# Data in this exercise:
▶
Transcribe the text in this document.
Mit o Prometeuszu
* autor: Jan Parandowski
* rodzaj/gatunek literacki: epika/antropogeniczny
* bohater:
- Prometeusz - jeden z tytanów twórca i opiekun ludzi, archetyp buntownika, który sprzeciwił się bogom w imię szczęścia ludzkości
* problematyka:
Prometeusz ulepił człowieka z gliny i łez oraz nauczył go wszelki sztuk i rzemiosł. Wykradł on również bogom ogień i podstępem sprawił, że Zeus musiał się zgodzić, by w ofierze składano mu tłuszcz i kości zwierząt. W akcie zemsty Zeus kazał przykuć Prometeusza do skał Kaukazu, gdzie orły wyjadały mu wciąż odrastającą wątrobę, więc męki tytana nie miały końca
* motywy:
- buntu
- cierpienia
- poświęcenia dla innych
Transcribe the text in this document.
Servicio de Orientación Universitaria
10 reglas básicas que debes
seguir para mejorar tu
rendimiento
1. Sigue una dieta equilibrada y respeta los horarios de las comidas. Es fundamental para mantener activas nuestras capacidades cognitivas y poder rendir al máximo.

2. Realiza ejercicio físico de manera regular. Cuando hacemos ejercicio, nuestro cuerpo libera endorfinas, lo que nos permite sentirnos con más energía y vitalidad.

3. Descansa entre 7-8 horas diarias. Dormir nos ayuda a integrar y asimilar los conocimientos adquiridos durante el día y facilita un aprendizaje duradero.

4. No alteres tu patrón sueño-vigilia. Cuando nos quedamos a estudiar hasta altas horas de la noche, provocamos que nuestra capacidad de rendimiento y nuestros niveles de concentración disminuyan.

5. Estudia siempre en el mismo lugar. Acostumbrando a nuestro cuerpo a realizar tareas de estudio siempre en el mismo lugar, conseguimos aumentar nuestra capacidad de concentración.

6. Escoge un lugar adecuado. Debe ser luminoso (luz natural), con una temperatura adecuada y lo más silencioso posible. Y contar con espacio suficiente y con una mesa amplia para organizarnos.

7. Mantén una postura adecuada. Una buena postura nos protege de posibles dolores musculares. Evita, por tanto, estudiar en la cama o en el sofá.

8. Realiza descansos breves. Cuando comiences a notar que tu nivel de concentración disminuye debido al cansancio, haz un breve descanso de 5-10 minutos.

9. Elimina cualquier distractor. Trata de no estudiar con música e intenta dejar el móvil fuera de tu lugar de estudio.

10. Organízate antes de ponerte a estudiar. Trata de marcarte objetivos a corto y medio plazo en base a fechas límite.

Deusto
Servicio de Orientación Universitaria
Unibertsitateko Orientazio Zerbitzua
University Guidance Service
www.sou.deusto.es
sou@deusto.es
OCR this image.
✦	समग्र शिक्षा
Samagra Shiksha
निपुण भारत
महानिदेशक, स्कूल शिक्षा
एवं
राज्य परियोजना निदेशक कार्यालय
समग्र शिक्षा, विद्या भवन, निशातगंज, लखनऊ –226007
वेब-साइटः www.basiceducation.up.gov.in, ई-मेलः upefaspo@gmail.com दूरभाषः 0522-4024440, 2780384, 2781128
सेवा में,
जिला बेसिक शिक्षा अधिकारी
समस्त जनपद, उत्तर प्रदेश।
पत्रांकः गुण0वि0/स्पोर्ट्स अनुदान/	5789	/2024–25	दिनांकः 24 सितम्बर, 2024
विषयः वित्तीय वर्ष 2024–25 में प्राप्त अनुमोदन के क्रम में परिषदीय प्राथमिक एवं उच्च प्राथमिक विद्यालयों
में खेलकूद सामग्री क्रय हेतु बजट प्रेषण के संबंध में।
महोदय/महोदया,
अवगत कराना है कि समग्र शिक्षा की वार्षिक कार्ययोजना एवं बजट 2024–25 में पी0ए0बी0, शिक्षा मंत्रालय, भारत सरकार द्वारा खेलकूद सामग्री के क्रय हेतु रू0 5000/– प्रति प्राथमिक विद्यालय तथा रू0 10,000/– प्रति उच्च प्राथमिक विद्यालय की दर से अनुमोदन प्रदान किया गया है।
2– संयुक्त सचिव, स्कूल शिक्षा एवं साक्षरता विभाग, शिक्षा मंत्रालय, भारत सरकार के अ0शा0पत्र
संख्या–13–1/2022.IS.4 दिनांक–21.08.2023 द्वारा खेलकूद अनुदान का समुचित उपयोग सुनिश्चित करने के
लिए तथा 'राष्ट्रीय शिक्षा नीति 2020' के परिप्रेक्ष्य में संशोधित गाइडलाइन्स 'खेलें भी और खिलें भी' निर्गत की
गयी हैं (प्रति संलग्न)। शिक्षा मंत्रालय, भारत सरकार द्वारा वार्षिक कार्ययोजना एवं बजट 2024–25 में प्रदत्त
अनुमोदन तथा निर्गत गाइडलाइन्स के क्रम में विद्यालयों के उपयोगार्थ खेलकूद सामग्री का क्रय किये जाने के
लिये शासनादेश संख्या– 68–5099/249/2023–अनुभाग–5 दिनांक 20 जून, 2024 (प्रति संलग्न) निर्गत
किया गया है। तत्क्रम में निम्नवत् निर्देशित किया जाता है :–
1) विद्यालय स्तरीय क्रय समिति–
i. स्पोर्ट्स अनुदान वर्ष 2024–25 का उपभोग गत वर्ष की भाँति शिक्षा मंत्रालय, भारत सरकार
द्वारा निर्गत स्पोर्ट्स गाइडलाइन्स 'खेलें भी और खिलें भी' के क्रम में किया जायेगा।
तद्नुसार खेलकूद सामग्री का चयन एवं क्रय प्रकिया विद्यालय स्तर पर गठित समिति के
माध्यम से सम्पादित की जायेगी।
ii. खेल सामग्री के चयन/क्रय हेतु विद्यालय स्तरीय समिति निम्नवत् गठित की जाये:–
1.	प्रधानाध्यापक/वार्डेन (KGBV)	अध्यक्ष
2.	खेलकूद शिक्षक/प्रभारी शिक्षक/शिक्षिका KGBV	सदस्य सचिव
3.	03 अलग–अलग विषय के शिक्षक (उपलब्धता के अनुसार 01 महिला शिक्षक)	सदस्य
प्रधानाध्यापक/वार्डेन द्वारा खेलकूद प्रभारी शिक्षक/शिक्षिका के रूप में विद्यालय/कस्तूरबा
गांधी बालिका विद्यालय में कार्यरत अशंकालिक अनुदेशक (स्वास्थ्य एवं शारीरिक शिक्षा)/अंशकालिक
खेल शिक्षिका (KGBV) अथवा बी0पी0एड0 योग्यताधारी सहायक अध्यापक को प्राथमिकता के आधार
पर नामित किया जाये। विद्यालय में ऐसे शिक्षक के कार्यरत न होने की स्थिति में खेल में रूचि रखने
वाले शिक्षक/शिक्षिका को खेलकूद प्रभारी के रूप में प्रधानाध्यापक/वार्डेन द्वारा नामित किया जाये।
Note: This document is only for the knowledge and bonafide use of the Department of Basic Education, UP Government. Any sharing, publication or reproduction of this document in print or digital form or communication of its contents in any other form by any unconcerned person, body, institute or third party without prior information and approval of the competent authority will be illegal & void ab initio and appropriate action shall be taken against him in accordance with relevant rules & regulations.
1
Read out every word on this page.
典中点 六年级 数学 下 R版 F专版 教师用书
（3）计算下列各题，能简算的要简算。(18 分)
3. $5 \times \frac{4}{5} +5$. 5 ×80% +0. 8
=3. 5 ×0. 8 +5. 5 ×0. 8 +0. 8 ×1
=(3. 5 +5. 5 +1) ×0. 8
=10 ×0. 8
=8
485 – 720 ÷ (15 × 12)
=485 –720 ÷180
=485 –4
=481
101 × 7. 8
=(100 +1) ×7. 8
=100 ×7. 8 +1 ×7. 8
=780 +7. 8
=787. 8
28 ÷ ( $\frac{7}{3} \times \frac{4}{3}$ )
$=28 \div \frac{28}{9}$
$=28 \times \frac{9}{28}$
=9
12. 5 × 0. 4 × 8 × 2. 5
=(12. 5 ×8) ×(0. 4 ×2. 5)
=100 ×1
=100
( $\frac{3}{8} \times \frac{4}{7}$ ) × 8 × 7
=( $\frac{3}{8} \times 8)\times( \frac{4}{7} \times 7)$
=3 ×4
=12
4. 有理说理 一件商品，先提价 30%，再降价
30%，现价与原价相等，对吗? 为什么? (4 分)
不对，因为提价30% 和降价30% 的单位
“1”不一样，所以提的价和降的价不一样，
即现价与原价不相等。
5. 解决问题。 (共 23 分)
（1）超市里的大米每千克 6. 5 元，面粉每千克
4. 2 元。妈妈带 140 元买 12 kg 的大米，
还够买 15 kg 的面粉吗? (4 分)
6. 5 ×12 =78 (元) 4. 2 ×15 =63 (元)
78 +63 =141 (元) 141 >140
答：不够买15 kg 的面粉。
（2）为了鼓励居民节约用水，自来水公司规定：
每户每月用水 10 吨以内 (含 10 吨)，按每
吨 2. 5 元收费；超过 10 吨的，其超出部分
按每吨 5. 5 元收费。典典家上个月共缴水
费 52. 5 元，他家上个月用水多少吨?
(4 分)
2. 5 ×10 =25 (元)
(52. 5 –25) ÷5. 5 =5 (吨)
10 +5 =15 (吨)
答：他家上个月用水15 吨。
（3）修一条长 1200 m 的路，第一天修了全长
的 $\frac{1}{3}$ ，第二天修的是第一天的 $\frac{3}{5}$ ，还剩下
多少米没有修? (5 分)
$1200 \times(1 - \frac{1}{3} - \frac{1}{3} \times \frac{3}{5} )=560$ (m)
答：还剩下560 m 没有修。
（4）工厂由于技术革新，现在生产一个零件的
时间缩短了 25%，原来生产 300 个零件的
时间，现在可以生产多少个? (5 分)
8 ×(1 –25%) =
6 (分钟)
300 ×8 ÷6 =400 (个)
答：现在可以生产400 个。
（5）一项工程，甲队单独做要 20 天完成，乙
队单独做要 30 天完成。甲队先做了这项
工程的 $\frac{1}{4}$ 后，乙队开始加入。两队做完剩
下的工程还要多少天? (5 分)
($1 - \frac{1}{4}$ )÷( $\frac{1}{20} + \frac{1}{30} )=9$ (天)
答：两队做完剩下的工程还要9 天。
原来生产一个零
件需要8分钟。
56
◀
# Task details:
Pull out all lines from the entries above that include the word "horas".

# Worked solution:
3. Descansa entre 7-8 horas diarias. Dormir nos ayuda a integrar y asimilar los conocimientos adquiridos durante el día y facilita un aprendizaje duradero.
4. No alteres tu patrón sueño-vigilia. Cuando nos quedamos a estudiar hasta altas horas de la noche, provocamos que nuestra capacidad de rendimiento y nuestros niveles de concentración disminuyan.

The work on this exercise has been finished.